→ WRITTEN PROBLEM
Sort through the entries below and pull out lines containing the word "segments".

Data entries:
- - -

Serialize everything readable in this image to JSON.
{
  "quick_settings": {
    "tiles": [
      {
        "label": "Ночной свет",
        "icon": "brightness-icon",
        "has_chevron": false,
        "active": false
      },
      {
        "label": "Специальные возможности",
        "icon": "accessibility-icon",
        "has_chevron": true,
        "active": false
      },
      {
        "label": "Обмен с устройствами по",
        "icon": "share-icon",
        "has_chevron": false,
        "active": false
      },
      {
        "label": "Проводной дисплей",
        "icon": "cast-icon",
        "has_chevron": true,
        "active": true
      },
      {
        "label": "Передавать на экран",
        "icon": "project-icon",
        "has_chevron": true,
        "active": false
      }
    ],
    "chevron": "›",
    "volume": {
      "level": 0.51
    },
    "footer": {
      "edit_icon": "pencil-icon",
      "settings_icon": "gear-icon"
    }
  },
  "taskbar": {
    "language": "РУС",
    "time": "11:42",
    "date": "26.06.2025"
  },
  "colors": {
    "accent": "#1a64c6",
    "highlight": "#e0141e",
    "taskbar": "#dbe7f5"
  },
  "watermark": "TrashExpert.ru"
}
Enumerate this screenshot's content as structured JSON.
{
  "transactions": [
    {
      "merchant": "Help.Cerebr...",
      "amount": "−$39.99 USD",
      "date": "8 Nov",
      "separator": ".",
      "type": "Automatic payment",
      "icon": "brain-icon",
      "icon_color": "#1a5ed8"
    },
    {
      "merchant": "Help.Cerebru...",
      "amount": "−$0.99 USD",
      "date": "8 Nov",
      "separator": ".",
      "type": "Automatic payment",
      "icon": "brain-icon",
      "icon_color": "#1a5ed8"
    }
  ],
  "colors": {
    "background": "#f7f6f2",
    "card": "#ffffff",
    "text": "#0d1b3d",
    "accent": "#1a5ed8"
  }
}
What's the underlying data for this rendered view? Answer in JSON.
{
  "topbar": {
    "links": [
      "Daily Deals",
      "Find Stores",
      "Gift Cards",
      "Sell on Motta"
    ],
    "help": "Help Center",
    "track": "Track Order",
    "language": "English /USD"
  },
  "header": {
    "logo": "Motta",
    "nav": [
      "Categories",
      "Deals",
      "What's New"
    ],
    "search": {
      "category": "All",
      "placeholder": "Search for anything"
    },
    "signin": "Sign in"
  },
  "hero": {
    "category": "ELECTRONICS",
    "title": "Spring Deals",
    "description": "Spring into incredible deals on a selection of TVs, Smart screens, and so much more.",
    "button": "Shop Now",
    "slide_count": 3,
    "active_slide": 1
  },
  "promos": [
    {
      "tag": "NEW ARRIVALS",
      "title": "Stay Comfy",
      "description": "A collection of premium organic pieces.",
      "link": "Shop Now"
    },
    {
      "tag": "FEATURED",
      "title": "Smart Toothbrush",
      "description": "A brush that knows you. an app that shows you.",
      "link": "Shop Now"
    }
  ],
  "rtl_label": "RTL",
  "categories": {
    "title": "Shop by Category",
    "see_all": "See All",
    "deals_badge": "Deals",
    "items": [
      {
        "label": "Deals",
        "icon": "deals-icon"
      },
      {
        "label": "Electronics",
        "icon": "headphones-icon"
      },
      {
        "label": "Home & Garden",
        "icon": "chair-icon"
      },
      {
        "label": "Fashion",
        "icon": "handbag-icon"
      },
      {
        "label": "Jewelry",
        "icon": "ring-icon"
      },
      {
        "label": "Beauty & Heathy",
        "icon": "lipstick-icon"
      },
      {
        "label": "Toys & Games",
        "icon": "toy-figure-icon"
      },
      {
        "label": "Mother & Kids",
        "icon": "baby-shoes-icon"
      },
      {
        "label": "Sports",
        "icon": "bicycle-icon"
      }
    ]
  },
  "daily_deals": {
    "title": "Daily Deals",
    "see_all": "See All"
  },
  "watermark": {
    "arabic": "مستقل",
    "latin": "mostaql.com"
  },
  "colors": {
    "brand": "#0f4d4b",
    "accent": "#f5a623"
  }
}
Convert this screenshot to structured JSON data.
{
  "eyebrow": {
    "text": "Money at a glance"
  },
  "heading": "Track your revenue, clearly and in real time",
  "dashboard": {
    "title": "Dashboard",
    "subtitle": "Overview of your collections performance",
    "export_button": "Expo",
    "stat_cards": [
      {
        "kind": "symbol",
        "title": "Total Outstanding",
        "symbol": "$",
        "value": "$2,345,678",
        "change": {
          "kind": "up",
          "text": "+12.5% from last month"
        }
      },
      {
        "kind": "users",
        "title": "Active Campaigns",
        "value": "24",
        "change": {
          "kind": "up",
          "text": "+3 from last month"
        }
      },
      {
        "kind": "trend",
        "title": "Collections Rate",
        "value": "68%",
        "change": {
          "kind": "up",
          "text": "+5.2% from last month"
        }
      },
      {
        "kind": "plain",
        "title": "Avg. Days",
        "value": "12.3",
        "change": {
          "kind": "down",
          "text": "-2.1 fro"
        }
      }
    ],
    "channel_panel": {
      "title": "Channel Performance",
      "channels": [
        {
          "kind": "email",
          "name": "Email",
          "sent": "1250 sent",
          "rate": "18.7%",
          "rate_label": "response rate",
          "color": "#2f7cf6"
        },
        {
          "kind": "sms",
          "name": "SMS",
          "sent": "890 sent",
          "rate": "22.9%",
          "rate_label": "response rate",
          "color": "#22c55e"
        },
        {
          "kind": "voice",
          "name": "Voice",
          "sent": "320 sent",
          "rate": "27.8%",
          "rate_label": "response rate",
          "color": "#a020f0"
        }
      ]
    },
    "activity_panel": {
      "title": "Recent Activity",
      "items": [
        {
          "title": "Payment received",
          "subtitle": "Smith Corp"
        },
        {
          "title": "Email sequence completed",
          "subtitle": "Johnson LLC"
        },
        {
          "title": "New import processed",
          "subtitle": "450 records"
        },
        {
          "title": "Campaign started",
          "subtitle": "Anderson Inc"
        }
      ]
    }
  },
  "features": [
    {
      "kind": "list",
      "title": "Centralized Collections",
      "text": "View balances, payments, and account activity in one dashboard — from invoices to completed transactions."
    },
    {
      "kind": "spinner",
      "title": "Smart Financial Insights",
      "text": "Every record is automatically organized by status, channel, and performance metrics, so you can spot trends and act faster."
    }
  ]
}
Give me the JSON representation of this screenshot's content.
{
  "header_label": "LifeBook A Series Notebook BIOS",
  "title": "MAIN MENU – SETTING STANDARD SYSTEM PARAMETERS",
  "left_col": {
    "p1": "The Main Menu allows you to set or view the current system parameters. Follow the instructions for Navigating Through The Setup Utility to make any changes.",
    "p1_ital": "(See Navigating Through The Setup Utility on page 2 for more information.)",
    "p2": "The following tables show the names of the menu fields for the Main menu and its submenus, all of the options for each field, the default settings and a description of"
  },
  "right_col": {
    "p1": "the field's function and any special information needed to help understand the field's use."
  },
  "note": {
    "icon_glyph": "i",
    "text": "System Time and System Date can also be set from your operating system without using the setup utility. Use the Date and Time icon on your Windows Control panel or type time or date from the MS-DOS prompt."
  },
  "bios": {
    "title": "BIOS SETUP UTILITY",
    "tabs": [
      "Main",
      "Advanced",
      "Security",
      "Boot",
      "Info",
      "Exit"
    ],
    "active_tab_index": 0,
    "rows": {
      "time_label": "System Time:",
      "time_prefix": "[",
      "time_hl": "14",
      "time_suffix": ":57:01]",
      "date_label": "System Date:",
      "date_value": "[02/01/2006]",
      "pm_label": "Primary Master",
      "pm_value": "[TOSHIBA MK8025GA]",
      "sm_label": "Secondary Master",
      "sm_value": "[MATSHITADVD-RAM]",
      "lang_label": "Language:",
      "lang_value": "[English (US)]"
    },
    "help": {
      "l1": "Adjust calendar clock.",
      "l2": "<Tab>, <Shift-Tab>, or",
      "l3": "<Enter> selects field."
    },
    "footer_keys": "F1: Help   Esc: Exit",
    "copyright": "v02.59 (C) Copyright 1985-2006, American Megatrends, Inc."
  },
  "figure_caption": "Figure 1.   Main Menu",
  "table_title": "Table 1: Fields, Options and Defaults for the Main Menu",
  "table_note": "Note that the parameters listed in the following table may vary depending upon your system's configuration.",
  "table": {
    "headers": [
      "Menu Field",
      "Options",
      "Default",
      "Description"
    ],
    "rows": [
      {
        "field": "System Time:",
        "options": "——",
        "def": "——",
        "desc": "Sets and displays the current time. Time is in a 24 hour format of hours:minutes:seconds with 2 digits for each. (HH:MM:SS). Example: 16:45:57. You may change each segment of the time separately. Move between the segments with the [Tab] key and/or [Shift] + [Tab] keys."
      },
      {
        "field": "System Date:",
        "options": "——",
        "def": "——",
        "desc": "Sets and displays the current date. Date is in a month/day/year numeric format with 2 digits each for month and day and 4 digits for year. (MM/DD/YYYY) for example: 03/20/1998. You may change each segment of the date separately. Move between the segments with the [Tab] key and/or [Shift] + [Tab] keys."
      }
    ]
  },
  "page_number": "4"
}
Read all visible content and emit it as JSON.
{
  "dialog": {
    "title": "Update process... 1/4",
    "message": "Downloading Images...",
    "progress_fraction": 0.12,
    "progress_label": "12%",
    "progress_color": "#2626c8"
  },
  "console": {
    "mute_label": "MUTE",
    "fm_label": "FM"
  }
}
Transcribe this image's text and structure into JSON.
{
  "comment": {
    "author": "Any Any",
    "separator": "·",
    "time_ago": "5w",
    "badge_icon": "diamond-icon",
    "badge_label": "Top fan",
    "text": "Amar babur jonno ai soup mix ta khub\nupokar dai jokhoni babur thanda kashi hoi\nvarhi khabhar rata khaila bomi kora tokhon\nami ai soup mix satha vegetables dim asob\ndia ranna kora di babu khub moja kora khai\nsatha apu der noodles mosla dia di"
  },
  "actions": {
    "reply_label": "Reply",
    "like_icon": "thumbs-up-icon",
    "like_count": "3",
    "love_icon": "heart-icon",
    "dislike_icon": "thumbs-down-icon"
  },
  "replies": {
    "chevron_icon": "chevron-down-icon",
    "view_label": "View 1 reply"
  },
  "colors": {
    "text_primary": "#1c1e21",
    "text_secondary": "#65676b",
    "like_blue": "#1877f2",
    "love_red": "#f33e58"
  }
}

- - -

→ COMPLETE RESPONSE
        "desc": "Sets and displays the current time. Time is in a 24 hour format of hours:minutes:seconds with 2 digits for each. (HH:MM:SS). Example: 16:45:57. You may change each segment of the time separately. Move between the segments with the [Tab] key and/or [Shift] + [Tab] keys."
        "desc": "Sets and displays the current date. Date is in a month/day/year numeric format with 2 digits each for month and day and 4 digits for year. (MM/DD/YYYY) for example: 03/20/1998. You may change each segment of the date separately. Move between the segments with the [Tab] key and/or [Shift] + [Tab] keys."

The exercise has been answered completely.